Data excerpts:
········

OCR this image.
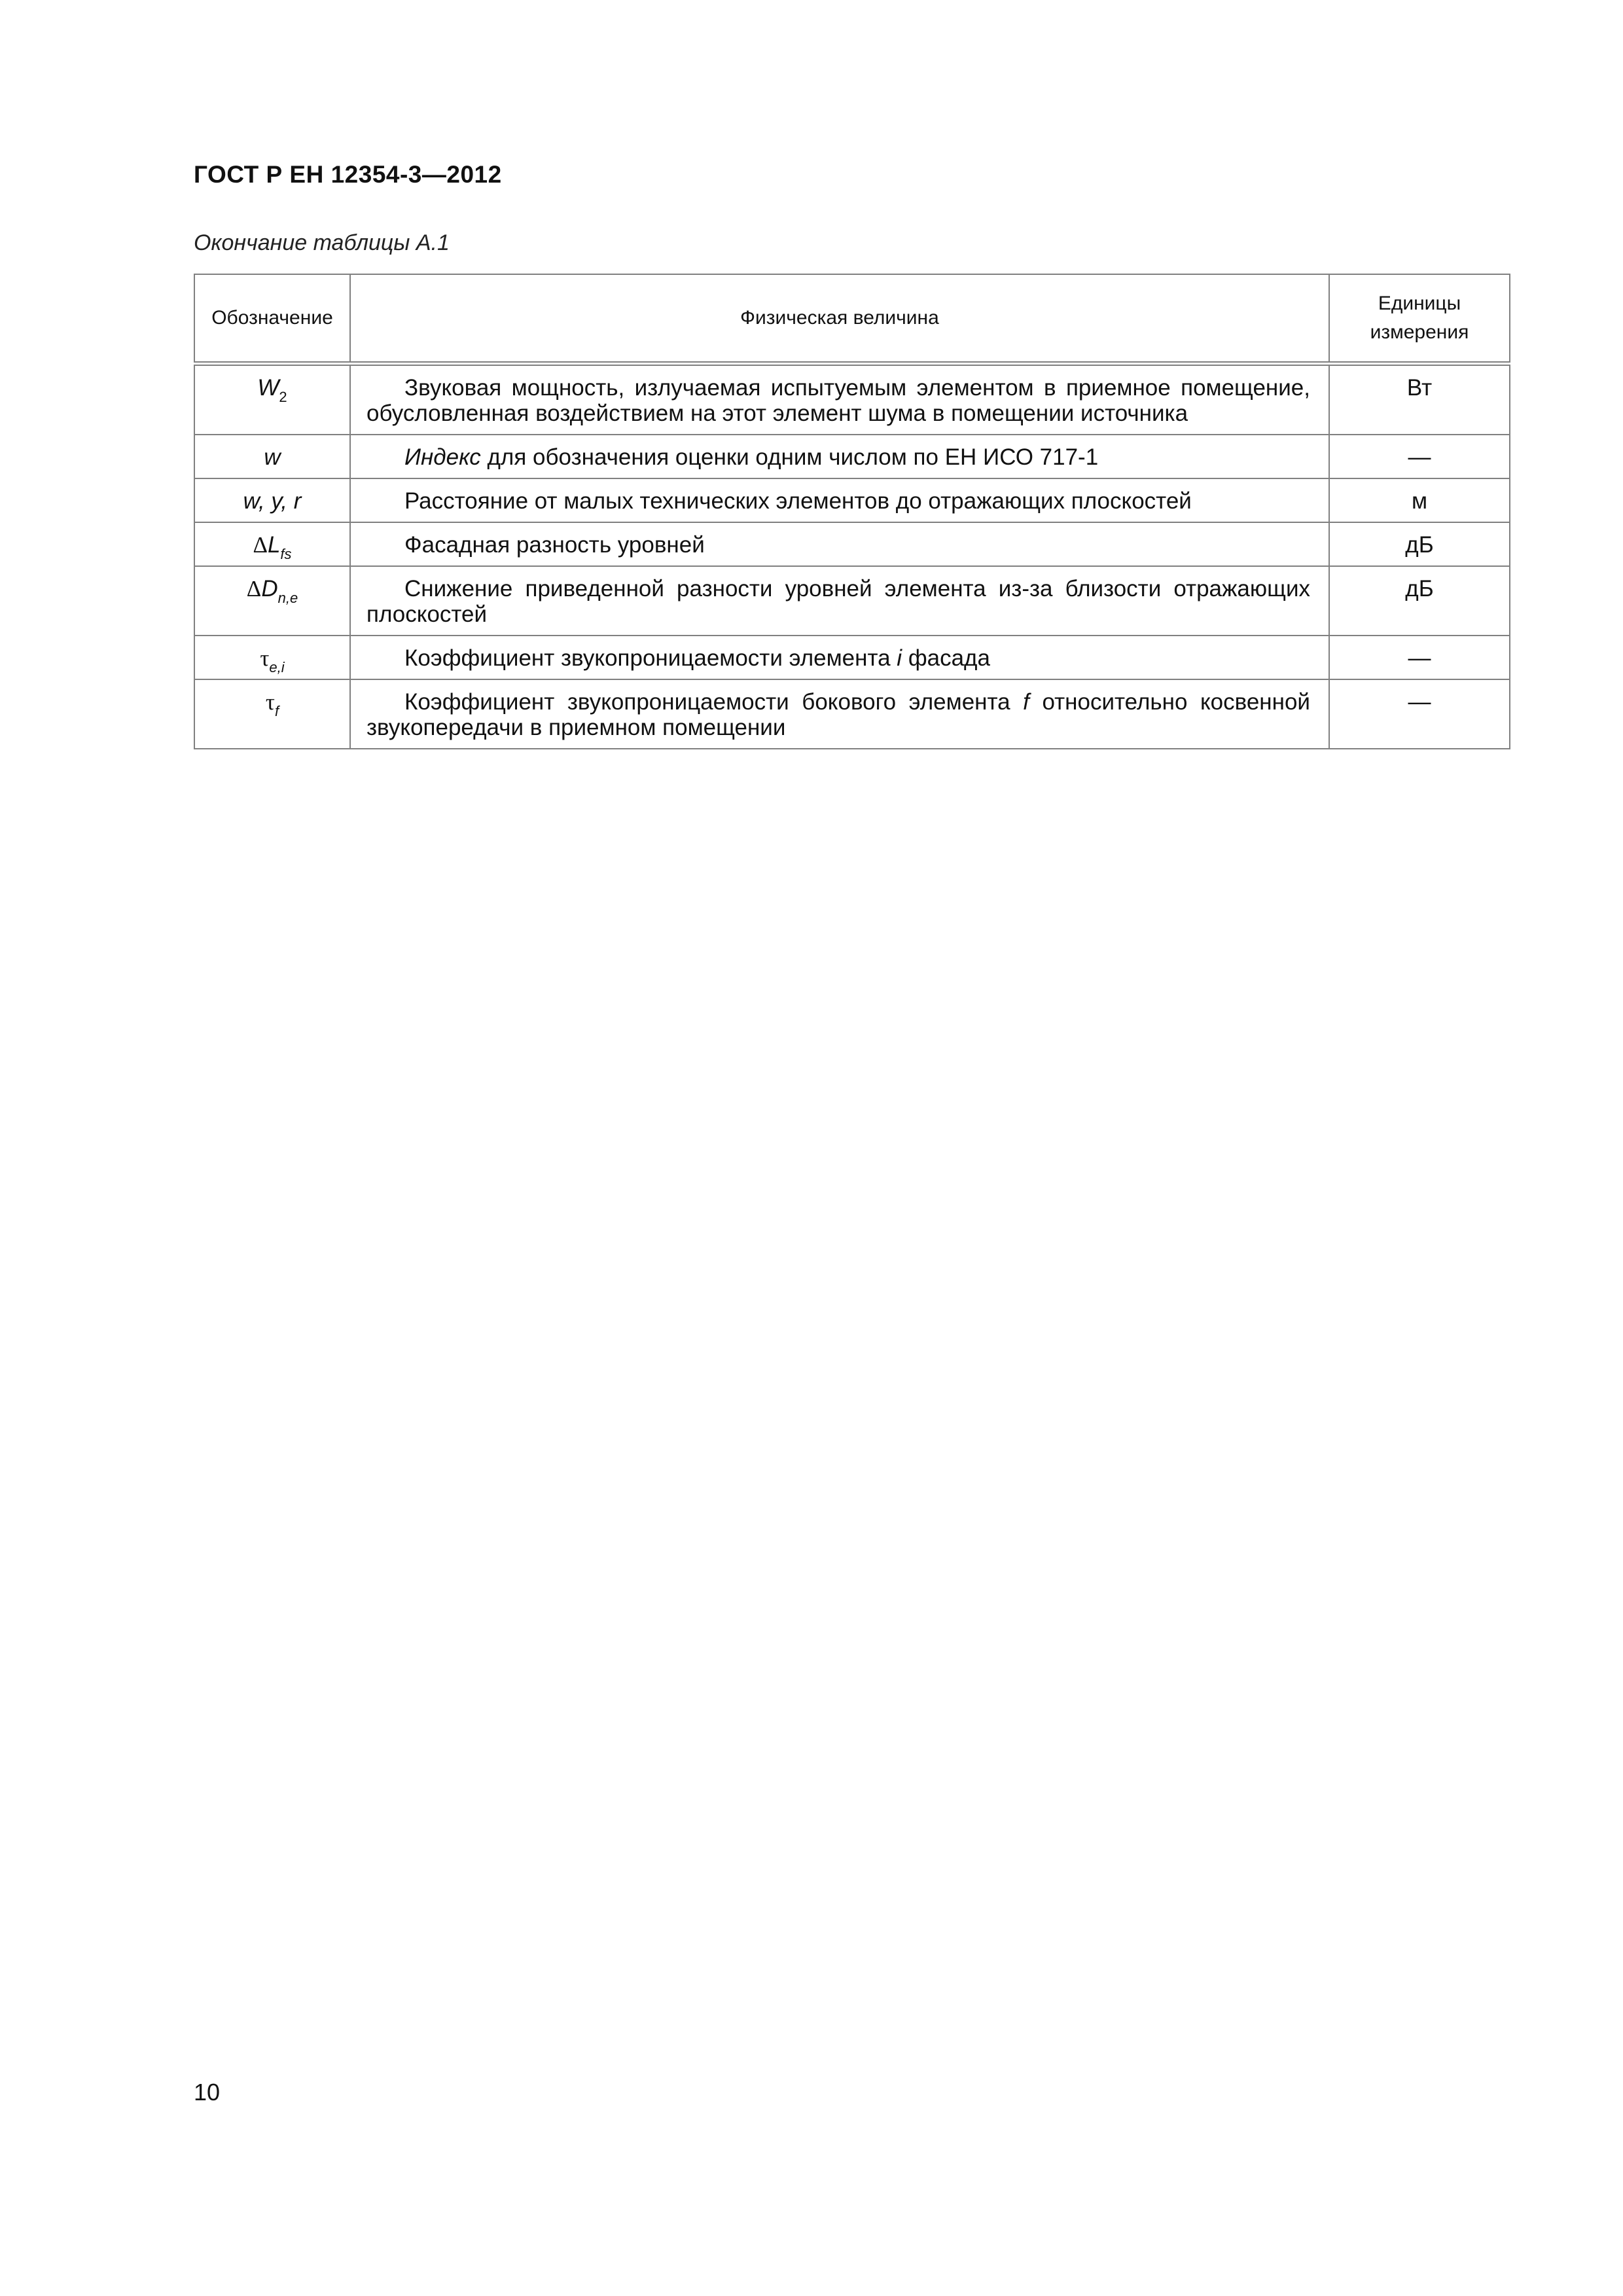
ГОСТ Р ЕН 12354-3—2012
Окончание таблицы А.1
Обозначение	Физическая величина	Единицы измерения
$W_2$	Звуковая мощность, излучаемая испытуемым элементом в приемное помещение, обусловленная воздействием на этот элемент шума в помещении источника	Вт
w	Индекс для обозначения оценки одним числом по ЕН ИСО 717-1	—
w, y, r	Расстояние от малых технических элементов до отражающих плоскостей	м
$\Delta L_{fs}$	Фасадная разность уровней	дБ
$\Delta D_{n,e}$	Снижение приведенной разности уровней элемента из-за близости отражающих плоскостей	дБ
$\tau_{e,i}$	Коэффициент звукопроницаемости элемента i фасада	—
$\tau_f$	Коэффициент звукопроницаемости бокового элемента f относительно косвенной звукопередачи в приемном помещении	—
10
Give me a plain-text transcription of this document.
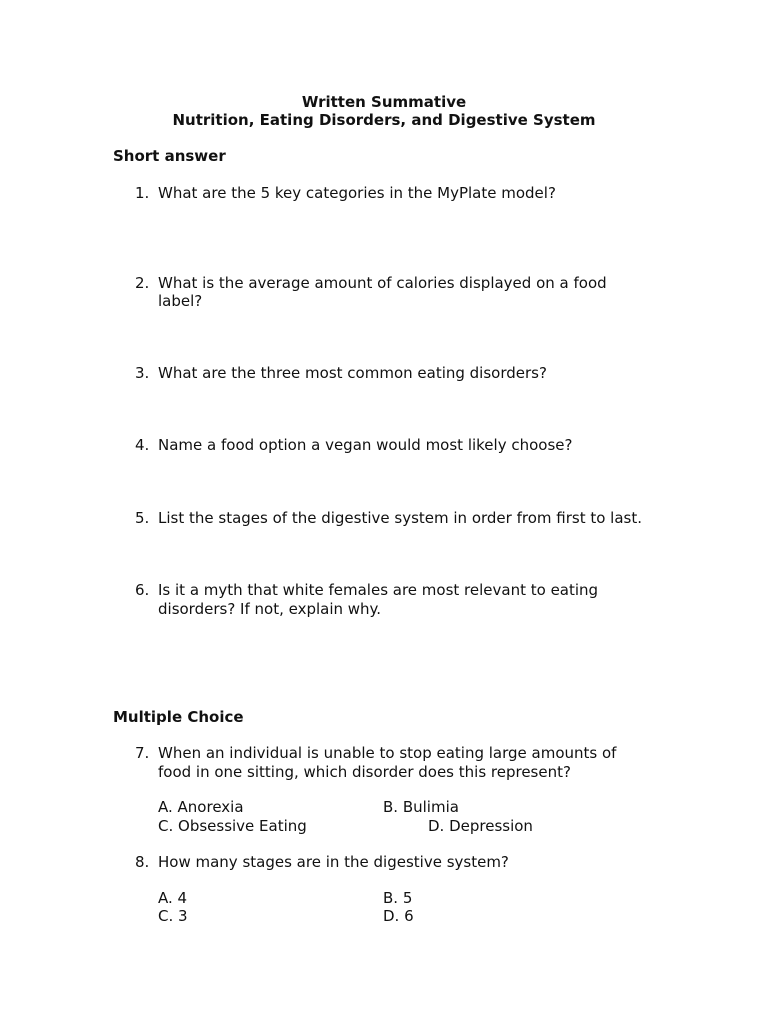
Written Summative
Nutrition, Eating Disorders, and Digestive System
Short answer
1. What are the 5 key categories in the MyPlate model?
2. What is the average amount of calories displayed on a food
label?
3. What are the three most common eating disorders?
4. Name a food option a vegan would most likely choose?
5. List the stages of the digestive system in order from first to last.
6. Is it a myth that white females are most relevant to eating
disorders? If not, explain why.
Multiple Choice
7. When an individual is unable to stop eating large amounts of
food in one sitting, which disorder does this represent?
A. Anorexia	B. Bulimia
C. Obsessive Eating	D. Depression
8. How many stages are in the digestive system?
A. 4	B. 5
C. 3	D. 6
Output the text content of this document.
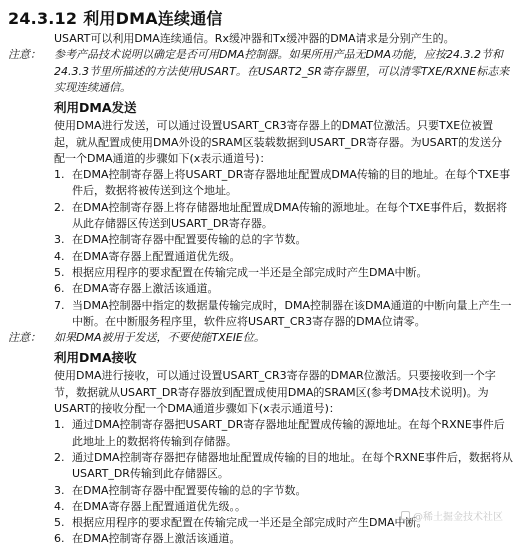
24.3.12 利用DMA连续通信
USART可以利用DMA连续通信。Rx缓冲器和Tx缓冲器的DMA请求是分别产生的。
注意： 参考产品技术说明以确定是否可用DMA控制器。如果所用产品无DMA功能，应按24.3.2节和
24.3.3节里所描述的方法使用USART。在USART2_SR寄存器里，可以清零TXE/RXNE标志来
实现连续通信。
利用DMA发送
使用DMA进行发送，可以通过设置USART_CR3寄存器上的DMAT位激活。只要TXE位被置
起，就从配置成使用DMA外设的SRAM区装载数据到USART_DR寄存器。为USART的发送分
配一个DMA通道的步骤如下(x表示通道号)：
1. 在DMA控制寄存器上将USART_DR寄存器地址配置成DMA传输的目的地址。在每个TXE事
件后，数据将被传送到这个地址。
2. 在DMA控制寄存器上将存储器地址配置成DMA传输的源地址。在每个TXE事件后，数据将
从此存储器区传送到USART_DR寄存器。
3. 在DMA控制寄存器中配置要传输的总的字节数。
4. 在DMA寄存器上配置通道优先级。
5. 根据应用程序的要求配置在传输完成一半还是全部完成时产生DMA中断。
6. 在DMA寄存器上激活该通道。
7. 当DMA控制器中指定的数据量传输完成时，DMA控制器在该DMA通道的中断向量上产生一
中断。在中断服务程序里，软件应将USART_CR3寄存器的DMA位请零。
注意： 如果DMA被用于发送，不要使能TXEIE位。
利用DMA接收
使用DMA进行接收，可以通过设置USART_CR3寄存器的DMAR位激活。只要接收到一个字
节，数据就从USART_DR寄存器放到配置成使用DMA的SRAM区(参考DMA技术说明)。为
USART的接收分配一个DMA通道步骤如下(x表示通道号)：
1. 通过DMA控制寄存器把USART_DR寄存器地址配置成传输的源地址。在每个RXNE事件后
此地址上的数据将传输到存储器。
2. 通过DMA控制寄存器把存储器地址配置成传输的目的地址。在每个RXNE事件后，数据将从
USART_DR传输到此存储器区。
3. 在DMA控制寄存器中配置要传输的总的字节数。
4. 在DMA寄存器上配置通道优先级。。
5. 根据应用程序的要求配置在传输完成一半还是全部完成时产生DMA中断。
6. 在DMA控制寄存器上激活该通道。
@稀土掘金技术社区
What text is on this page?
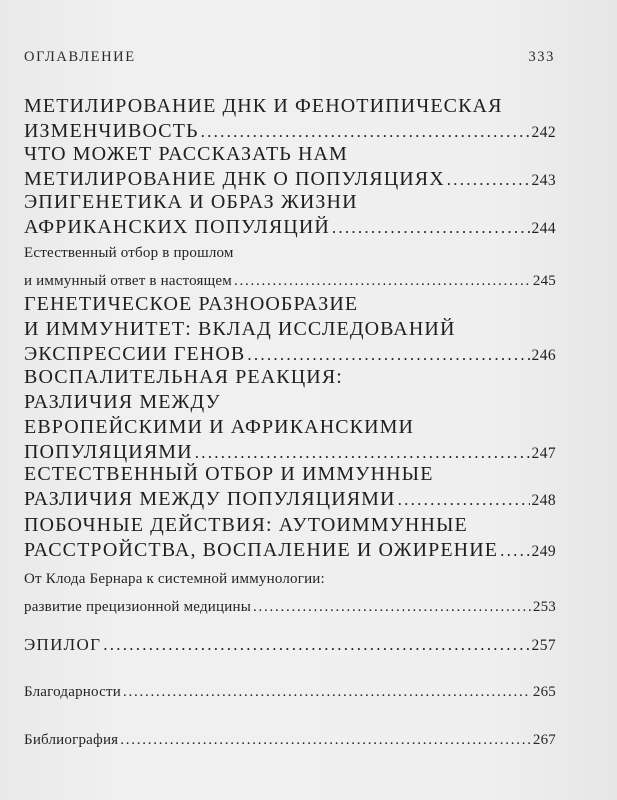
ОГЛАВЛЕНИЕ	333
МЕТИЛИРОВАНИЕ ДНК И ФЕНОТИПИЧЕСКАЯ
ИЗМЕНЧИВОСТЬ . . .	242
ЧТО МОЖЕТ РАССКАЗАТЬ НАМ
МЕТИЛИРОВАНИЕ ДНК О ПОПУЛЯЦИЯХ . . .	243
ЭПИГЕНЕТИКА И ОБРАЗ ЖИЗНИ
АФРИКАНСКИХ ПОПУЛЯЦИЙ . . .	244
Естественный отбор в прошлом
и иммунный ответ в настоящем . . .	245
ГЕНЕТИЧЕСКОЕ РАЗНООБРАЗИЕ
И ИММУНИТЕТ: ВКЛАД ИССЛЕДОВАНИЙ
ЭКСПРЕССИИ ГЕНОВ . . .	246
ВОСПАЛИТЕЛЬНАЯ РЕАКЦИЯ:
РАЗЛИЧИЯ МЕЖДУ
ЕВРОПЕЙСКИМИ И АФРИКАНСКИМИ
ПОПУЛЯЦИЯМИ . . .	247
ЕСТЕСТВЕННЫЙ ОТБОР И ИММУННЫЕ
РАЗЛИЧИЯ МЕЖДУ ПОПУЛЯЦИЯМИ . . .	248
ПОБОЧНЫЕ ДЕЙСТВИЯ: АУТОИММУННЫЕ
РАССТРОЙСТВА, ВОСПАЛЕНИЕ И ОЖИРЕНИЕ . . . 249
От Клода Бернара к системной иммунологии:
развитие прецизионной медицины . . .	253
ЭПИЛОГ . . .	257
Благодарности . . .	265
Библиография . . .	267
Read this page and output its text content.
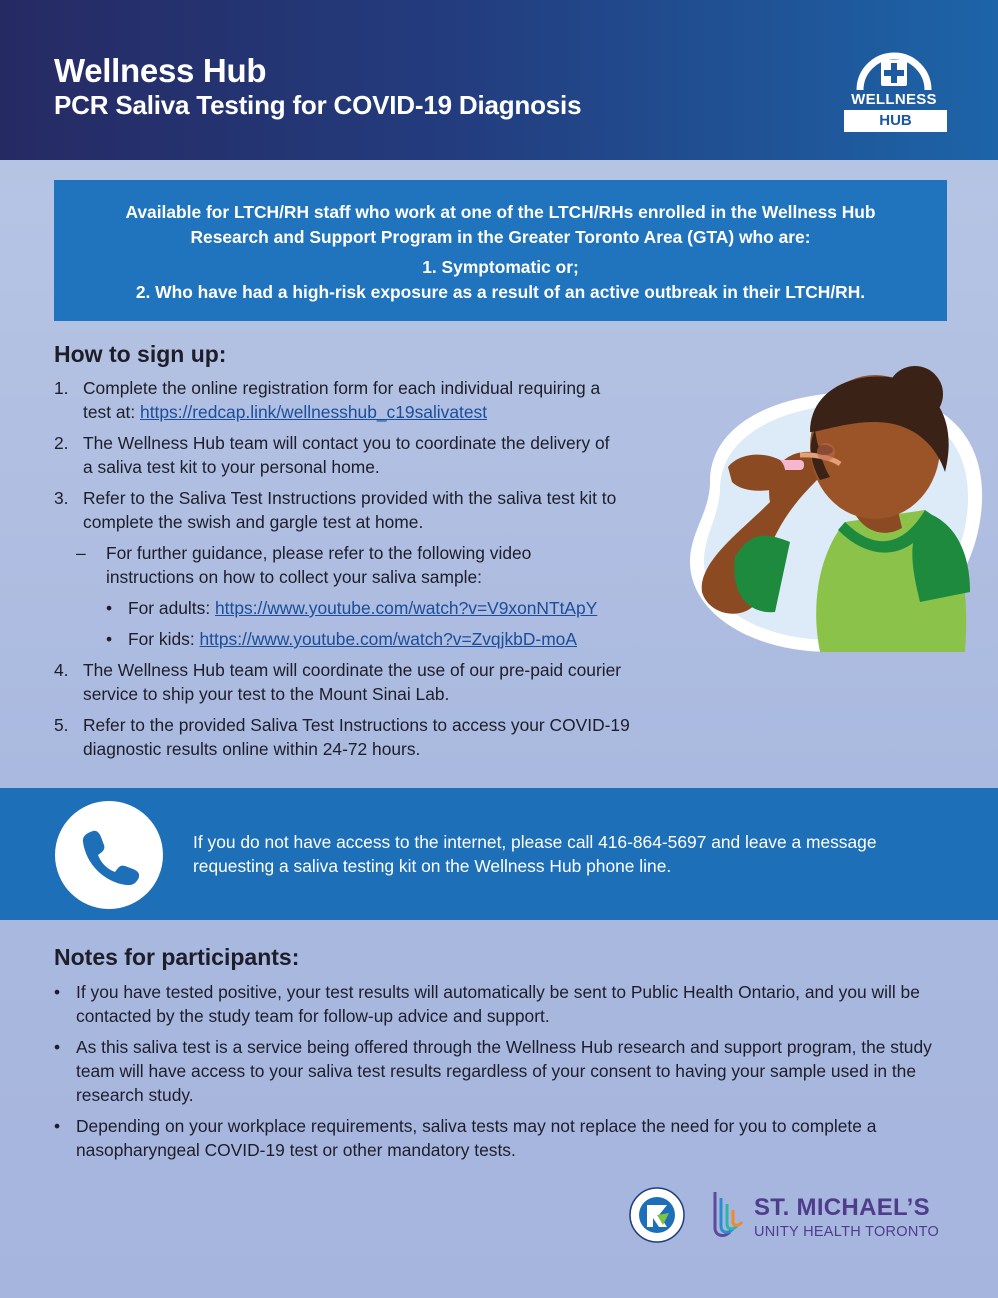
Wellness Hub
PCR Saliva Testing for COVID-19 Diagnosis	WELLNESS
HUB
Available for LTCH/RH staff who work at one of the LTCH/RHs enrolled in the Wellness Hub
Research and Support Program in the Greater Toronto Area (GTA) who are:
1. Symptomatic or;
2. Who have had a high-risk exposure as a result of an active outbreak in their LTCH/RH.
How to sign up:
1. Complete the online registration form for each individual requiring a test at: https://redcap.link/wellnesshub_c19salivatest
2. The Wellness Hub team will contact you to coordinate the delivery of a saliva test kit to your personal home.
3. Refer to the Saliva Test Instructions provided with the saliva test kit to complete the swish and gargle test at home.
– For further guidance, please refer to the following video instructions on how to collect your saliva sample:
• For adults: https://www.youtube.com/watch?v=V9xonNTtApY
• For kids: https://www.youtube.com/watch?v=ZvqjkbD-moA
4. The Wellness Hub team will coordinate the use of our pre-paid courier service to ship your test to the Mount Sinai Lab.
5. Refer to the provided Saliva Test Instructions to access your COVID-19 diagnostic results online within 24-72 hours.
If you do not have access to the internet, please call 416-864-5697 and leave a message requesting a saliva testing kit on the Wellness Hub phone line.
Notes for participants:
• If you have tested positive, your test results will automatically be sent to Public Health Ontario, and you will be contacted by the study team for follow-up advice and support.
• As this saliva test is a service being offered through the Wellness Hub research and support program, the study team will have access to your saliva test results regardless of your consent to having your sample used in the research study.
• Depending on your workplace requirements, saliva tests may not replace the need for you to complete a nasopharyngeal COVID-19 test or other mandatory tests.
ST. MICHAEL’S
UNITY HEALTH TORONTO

········

● Task statement: Read through the lines above and collect those that contain the string "x表示通道号".

● Complete output:
配一个DMA通道的步骤如下(x表示通道号)：
USART的接收分配一个DMA通道步骤如下(x表示通道号)：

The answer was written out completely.